» DATA SUPPLIED:
•••••

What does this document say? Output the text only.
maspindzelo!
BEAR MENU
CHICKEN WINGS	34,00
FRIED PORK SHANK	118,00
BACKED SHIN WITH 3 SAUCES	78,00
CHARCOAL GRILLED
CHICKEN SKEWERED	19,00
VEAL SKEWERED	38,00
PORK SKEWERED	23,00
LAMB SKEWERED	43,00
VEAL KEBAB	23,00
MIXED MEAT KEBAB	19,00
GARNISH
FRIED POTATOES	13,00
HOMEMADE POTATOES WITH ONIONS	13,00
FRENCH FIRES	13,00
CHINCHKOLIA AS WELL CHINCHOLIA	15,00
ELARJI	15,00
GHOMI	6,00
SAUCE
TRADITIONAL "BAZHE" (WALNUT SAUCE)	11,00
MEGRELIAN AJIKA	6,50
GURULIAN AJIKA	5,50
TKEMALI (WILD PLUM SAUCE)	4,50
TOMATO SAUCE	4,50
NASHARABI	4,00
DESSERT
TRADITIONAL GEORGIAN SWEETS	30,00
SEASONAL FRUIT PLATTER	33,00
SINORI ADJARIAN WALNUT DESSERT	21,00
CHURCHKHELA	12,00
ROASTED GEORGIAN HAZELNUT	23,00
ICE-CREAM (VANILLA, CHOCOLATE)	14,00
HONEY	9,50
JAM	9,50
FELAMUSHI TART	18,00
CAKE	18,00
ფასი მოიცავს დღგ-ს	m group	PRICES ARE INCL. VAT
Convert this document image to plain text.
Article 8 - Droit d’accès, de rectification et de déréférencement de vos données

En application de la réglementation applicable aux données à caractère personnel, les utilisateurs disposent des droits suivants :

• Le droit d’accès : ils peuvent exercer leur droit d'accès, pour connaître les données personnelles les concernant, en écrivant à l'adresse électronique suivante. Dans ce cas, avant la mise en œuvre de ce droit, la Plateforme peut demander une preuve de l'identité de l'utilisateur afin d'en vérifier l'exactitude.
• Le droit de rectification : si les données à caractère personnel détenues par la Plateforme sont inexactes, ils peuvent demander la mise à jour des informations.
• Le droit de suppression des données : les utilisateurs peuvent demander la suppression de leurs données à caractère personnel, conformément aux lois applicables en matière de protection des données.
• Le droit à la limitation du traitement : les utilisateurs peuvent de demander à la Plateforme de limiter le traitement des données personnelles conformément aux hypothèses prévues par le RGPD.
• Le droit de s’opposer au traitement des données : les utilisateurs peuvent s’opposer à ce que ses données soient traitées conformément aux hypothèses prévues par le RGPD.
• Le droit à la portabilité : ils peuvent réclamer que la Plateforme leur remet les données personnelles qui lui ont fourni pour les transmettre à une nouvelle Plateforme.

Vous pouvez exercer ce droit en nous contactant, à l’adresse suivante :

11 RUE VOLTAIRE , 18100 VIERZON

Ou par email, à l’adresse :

•••••

» EXERCISE DIRECTIONS:
Make an exact copy of every line from the one with "Convert this document image to plain text." to the end of the data, with the first and last of those lines included.

» EXERCISE RESULT:
Convert this document image to plain text.
Article 8 - Droit d’accès, de rectification et de déréférencement de vos données

En application de la réglementation applicable aux données à caractère personnel, les utilisateurs disposent des droits suivants :

• Le droit d’accès : ils peuvent exercer leur droit d'accès, pour connaître les données personnelles les concernant, en écrivant à l'adresse électronique suivante. Dans ce cas, avant la mise en œuvre de ce droit, la Plateforme peut demander une preuve de l'identité de l'utilisateur afin d'en vérifier l'exactitude.
• Le droit de rectification : si les données à caractère personnel détenues par la Plateforme sont inexactes, ils peuvent demander la mise à jour des informations.
• Le droit de suppression des données : les utilisateurs peuvent demander la suppression de leurs données à caractère personnel, conformément aux lois applicables en matière de protection des données.
• Le droit à la limitation du traitement : les utilisateurs peuvent de demander à la Plateforme de limiter le traitement des données personnelles conformément aux hypothèses prévues par le RGPD.
• Le droit de s’opposer au traitement des données : les utilisateurs peuvent s’opposer à ce que ses données soient traitées conformément aux hypothèses prévues par le RGPD.
• Le droit à la portabilité : ils peuvent réclamer que la Plateforme leur remet les données personnelles qui lui ont fourni pour les transmettre à une nouvelle Plateforme.

Vous pouvez exercer ce droit en nous contactant, à l’adresse suivante :

11 RUE VOLTAIRE , 18100 VIERZON

Ou par email, à l’adresse :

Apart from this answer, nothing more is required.